▸ Exercise:
State the number of lines that contain the word "速尔快递", and add nothing else.

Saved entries

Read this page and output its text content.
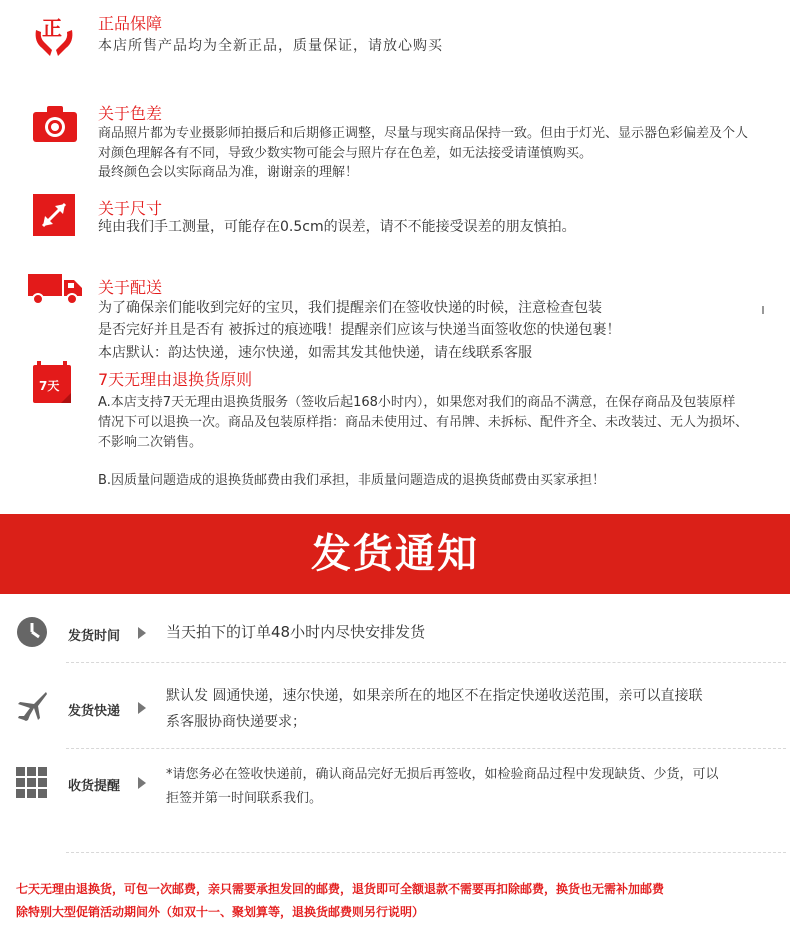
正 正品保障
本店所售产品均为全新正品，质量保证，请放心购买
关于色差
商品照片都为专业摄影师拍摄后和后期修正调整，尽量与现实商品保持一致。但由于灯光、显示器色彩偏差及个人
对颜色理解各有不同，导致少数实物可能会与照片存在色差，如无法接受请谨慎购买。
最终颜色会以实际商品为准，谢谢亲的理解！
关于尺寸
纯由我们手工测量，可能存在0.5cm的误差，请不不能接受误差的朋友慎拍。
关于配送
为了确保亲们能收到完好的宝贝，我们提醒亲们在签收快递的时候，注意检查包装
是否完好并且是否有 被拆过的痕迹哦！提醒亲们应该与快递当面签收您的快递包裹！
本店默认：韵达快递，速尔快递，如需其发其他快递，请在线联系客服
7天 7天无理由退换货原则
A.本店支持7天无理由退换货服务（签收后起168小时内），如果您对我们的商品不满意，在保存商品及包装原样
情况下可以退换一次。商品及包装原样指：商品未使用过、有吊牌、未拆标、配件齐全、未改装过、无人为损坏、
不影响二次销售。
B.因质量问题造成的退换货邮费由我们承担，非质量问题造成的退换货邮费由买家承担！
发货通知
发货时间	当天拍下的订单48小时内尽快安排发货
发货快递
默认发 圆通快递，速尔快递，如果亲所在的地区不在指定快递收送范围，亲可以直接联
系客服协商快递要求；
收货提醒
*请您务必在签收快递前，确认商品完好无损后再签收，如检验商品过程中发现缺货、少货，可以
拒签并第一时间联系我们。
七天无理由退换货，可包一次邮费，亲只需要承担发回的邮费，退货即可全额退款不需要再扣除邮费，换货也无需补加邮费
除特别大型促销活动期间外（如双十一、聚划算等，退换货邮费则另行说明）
---
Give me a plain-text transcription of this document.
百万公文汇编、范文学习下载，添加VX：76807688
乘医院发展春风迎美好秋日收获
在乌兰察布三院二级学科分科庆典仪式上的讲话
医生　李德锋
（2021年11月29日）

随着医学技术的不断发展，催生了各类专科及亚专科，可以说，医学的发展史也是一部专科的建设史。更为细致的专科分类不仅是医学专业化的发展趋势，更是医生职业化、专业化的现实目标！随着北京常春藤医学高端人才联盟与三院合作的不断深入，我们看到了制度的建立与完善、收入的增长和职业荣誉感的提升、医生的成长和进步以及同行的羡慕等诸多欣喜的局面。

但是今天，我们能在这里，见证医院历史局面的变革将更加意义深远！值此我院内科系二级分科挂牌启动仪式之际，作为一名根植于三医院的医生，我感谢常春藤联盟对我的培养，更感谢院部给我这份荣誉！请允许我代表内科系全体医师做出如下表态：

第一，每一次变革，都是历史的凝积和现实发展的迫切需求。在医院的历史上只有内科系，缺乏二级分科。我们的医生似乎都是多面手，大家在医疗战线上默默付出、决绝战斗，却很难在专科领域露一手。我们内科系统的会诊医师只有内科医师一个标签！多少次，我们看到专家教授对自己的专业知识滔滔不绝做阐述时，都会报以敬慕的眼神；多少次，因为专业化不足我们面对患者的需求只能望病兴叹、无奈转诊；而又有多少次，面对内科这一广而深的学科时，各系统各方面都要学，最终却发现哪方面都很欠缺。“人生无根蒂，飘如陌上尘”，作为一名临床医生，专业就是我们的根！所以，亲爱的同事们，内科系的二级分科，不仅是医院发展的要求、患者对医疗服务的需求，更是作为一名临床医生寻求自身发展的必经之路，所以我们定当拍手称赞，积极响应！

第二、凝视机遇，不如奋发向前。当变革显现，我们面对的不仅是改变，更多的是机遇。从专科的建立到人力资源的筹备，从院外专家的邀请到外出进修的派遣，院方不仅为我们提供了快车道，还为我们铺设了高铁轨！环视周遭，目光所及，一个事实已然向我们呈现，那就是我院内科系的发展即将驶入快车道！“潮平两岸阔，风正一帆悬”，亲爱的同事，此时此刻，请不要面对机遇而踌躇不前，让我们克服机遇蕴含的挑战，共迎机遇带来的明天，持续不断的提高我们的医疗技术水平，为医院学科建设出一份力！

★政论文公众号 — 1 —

▸ Task result:
2